REQUIREMENTS: Go through the listing and copy every line word for word.

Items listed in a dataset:

————

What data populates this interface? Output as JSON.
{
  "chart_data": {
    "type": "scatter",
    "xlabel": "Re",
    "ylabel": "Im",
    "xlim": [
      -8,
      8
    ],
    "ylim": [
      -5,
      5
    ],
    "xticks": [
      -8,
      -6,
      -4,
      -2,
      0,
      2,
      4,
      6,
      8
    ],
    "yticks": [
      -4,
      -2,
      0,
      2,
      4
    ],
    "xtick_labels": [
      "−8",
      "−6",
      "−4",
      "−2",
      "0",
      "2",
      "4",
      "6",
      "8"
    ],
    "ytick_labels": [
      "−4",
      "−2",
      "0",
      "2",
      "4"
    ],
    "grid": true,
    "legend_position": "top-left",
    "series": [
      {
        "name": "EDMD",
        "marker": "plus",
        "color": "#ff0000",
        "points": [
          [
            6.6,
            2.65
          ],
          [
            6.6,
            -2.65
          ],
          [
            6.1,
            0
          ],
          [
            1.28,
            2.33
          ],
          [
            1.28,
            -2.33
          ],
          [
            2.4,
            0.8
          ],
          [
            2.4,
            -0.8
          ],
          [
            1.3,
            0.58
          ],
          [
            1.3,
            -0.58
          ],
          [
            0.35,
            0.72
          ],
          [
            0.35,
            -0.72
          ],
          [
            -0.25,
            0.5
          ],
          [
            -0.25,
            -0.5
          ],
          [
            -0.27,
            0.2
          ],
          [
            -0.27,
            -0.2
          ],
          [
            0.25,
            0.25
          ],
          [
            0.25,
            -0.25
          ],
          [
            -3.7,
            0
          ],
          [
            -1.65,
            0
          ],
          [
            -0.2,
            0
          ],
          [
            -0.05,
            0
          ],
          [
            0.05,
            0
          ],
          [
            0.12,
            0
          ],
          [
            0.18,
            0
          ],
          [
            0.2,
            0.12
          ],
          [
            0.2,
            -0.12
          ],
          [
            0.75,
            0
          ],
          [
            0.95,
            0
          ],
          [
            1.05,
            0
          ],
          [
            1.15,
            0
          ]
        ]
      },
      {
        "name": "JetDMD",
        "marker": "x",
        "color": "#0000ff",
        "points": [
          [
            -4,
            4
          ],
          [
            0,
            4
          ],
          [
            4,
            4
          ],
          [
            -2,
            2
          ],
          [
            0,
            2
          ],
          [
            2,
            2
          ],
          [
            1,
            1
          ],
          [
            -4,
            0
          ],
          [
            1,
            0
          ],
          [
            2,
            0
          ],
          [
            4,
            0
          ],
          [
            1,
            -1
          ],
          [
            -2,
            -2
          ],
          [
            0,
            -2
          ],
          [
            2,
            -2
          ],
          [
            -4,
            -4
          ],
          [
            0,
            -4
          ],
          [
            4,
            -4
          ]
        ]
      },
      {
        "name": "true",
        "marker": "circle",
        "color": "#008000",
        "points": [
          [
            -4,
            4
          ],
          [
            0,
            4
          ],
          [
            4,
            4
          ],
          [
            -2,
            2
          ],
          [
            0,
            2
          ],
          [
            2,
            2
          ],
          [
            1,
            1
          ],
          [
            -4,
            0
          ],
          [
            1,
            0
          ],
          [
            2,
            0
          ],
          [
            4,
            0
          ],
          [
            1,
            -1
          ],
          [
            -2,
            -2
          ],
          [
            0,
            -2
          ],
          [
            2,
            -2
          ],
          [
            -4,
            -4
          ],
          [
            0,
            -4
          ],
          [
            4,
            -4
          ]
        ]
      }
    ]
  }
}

————

PROBLEM SOLUTION:
What data populates this interface? Output as JSON.
{
  "chart_data": {
    "type": "scatter",
    "xlabel": "Re",
    "ylabel": "Im",
    "xlim": [
      -8,
      8
    ],
    "ylim": [
      -5,
      5
    ],
    "xticks": [
      -8,
      -6,
      -4,
      -2,
      0,
      2,
      4,
      6,
      8
    ],
    "yticks": [
      -4,
      -2,
      0,
      2,
      4
    ],
    "xtick_labels": [
      "−8",
      "−6",
      "−4",
      "−2",
      "0",
      "2",
      "4",
      "6",
      "8"
    ],
    "ytick_labels": [
      "−4",
      "−2",
      "0",
      "2",
      "4"
    ],
    "grid": true,
    "legend_position": "top-left",
    "series": [
      {
        "name": "EDMD",
        "marker": "plus",
        "color": "#ff0000",
        "points": [
          [
            6.6,
            2.65
          ],
          [
            6.6,
            -2.65
          ],
          [
            6.1,
            0
          ],
          [
            1.28,
            2.33
          ],
          [
            1.28,
            -2.33
          ],
          [
            2.4,
            0.8
          ],
          [
            2.4,
            -0.8
          ],
          [
            1.3,
            0.58
          ],
          [
            1.3,
            -0.58
          ],
          [
            0.35,
            0.72
          ],
          [
            0.35,
            -0.72
          ],
          [
            -0.25,
            0.5
          ],
          [
            -0.25,
            -0.5
          ],
          [
            -0.27,
            0.2
          ],
          [
            -0.27,
            -0.2
          ],
          [
            0.25,
            0.25
          ],
          [
            0.25,
            -0.25
          ],
          [
            -3.7,
            0
          ],
          [
            -1.65,
            0
          ],
          [
            -0.2,
            0
          ],
          [
            -0.05,
            0
          ],
          [
            0.05,
            0
          ],
          [
            0.12,
            0
          ],
          [
            0.18,
            0
          ],
          [
            0.2,
            0.12
          ],
          [
            0.2,
            -0.12
          ],
          [
            0.75,
            0
          ],
          [
            0.95,
            0
          ],
          [
            1.05,
            0
          ],
          [
            1.15,
            0
          ]
        ]
      },
      {
        "name": "JetDMD",
        "marker": "x",
        "color": "#0000ff",
        "points": [
          [
            -4,
            4
          ],
          [
            0,
            4
          ],
          [
            4,
            4
          ],
          [
            -2,
            2
          ],
          [
            0,
            2
          ],
          [
            2,
            2
          ],
          [
            1,
            1
          ],
          [
            -4,
            0
          ],
          [
            1,
            0
          ],
          [
            2,
            0
          ],
          [
            4,
            0
          ],
          [
            1,
            -1
          ],
          [
            -2,
            -2
          ],
          [
            0,
            -2
          ],
          [
            2,
            -2
          ],
          [
            -4,
            -4
          ],
          [
            0,
            -4
          ],
          [
            4,
            -4
          ]
        ]
      },
      {
        "name": "true",
        "marker": "circle",
        "color": "#008000",
        "points": [
          [
            -4,
            4
          ],
          [
            0,
            4
          ],
          [
            4,
            4
          ],
          [
            -2,
            2
          ],
          [
            0,
            2
          ],
          [
            2,
            2
          ],
          [
            1,
            1
          ],
          [
            -4,
            0
          ],
          [
            1,
            0
          ],
          [
            2,
            0
          ],
          [
            4,
            0
          ],
          [
            1,
            -1
          ],
          [
            -2,
            -2
          ],
          [
            0,
            -2
          ],
          [
            2,
            -2
          ],
          [
            -4,
            -4
          ],
          [
            0,
            -4
          ],
          [
            4,
            -4
          ]
        ]
      }
    ]
  }
}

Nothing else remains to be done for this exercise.